- [Dataset items]:
==========
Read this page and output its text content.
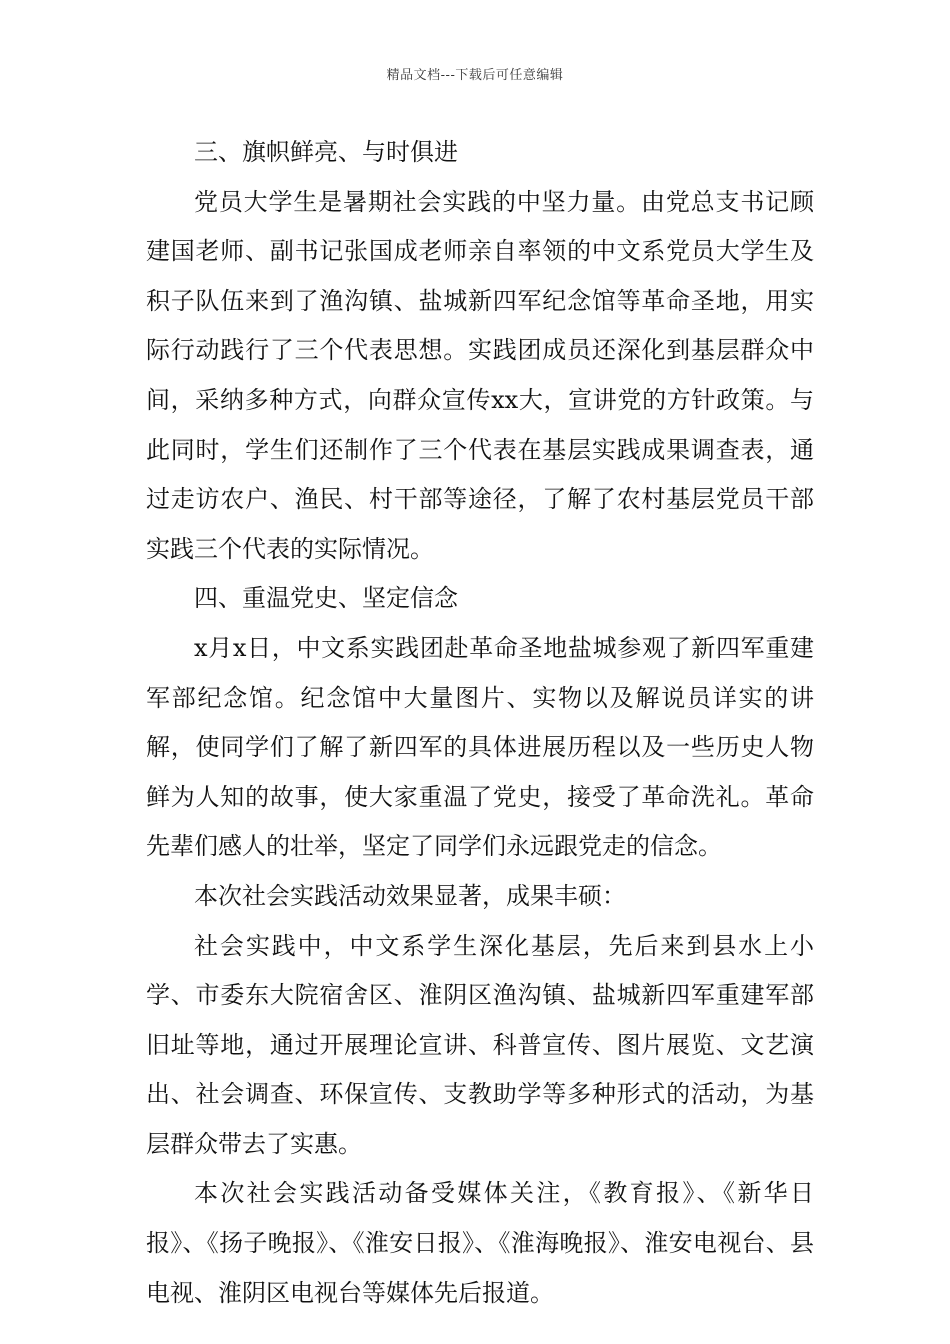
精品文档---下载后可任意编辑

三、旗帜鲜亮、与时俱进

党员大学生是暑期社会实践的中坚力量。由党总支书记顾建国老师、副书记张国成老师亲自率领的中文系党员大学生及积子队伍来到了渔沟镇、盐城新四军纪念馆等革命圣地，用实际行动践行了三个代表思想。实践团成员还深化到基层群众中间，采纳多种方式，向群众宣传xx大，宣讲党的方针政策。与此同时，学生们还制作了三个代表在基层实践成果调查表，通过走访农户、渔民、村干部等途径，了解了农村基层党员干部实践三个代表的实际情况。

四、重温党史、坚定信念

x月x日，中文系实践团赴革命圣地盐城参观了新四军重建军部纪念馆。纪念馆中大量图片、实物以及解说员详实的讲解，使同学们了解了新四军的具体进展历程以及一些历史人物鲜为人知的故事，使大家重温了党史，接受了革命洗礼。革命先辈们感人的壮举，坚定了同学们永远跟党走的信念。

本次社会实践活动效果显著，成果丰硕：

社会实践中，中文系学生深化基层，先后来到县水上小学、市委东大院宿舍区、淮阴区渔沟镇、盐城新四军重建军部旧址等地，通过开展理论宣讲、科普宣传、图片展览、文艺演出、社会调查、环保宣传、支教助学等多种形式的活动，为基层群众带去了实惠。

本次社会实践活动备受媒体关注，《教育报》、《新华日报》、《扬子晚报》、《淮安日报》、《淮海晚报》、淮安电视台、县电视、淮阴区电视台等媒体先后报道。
==========
- [GIVEN INSTRUCTION]: Output the data above without changes, apart from leaving out the pictures.

- [OUTPUT]:
Read this page and output its text content.
精品文档---下载后可任意编辑

三、旗帜鲜亮、与时俱进

党员大学生是暑期社会实践的中坚力量。由党总支书记顾建国老师、副书记张国成老师亲自率领的中文系党员大学生及积子队伍来到了渔沟镇、盐城新四军纪念馆等革命圣地，用实际行动践行了三个代表思想。实践团成员还深化到基层群众中间，采纳多种方式，向群众宣传xx大，宣讲党的方针政策。与此同时，学生们还制作了三个代表在基层实践成果调查表，通过走访农户、渔民、村干部等途径，了解了农村基层党员干部实践三个代表的实际情况。

四、重温党史、坚定信念

x月x日，中文系实践团赴革命圣地盐城参观了新四军重建军部纪念馆。纪念馆中大量图片、实物以及解说员详实的讲解，使同学们了解了新四军的具体进展历程以及一些历史人物鲜为人知的故事，使大家重温了党史，接受了革命洗礼。革命先辈们感人的壮举，坚定了同学们永远跟党走的信念。

本次社会实践活动效果显著，成果丰硕：

社会实践中，中文系学生深化基层，先后来到县水上小学、市委东大院宿舍区、淮阴区渔沟镇、盐城新四军重建军部旧址等地，通过开展理论宣讲、科普宣传、图片展览、文艺演出、社会调查、环保宣传、支教助学等多种形式的活动，为基层群众带去了实惠。

本次社会实践活动备受媒体关注，《教育报》、《新华日报》、《扬子晚报》、《淮安日报》、《淮海晚报》、淮安电视台、县电视、淮阴区电视台等媒体先后报道。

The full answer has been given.